Your objective =>
Copy every line from the material below that holds "please".

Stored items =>
/---

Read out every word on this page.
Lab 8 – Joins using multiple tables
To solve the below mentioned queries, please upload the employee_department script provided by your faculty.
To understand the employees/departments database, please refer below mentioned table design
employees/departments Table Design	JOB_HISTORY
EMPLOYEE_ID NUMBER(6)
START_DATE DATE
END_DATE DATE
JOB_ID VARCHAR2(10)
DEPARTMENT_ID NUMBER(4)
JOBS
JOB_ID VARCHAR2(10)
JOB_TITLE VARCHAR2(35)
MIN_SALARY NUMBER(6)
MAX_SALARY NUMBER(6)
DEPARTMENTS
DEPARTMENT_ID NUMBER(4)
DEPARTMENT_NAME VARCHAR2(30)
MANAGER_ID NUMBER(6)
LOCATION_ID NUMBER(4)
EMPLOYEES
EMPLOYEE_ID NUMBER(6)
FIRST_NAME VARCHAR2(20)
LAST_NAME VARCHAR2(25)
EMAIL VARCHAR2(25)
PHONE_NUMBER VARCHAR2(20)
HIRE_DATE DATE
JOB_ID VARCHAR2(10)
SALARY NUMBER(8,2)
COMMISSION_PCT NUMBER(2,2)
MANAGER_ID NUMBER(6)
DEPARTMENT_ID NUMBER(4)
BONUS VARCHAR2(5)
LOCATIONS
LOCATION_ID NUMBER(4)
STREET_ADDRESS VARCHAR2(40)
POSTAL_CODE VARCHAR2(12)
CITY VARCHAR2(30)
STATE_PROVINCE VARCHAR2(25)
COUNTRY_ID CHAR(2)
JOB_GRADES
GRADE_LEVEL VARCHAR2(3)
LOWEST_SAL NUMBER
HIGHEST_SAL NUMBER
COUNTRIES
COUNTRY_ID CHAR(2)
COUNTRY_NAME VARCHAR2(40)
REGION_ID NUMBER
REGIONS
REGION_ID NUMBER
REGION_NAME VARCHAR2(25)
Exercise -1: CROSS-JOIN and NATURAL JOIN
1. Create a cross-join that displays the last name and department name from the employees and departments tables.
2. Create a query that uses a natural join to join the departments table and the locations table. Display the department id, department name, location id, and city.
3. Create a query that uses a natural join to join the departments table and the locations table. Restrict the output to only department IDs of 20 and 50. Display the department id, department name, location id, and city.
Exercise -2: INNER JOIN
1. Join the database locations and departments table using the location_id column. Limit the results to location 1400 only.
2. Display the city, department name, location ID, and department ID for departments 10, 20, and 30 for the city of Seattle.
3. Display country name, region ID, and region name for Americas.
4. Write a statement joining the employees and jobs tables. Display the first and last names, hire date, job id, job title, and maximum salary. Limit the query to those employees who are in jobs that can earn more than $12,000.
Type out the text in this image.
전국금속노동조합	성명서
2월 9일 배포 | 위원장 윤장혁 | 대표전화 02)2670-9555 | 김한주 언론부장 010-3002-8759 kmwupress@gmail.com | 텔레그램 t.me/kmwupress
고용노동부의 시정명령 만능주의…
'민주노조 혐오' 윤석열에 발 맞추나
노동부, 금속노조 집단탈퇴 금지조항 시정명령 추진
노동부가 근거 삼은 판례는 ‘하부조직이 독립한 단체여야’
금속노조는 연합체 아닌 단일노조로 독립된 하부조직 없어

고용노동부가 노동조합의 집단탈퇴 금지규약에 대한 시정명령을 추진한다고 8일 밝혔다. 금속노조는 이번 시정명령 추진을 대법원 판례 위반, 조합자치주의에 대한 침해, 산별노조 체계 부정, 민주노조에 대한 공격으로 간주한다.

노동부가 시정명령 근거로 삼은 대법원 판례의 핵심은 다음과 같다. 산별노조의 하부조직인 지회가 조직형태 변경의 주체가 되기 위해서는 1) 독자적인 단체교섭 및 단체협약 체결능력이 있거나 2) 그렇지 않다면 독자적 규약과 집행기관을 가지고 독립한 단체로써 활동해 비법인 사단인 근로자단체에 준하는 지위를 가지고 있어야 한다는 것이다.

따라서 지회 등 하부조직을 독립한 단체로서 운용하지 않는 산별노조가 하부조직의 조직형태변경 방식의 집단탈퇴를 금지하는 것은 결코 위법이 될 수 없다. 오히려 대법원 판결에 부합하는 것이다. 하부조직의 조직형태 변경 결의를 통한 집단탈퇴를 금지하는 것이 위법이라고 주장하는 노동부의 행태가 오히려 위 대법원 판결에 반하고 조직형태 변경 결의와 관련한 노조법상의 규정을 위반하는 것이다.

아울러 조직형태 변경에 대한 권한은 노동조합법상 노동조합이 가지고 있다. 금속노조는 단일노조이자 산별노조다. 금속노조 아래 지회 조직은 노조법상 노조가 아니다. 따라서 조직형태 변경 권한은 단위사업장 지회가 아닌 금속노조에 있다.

\---
/---

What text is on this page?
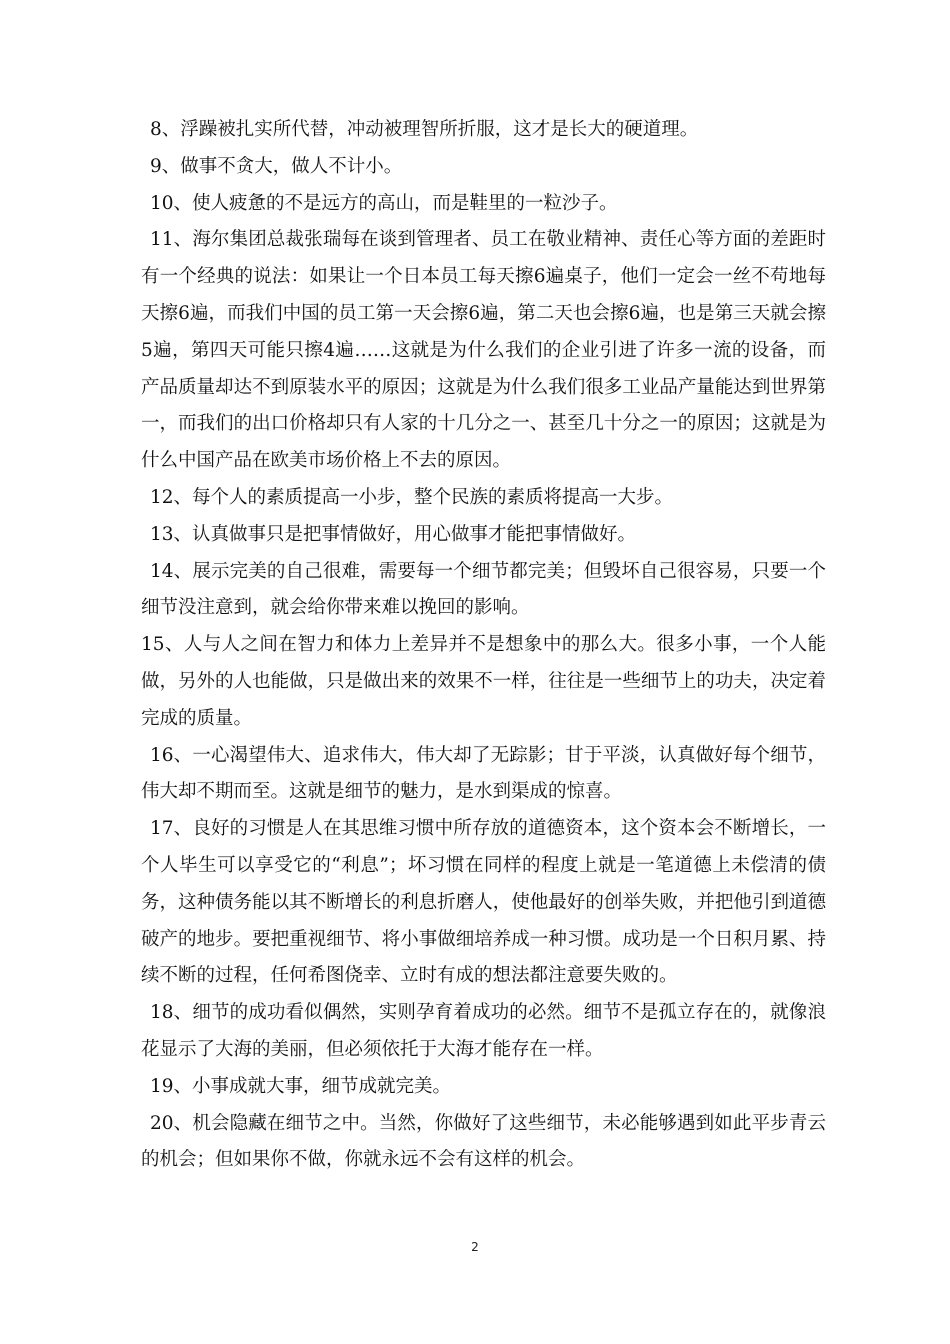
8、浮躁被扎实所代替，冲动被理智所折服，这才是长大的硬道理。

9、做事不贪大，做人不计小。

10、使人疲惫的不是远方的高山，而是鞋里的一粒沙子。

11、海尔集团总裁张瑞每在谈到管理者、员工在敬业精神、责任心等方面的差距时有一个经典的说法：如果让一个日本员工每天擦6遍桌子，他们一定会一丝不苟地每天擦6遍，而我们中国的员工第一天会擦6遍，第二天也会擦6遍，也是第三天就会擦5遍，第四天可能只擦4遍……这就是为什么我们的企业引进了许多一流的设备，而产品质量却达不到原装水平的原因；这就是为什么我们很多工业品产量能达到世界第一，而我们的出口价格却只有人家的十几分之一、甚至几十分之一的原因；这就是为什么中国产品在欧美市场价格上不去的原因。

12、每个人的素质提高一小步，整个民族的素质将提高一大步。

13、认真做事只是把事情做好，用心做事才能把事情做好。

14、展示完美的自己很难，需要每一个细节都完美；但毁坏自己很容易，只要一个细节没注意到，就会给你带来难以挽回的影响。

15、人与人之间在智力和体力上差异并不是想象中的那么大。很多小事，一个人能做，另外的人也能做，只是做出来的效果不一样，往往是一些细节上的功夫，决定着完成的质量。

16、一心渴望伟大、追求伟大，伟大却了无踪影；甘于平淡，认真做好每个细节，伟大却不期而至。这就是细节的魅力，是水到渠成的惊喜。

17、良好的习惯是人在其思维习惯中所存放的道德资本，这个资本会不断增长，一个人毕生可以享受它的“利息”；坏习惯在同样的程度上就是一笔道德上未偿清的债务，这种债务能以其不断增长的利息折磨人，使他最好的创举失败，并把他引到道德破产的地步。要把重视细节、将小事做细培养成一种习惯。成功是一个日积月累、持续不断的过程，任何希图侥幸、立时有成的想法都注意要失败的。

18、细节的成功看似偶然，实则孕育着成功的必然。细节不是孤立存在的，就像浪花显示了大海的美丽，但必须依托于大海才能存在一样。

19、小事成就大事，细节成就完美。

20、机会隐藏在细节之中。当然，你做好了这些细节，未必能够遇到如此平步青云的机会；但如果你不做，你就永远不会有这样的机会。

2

\---

Exercise solution =>
To solve the below mentioned queries, please upload the employee_department script provided by your faculty.
To understand the employees/departments database, please refer below mentioned table design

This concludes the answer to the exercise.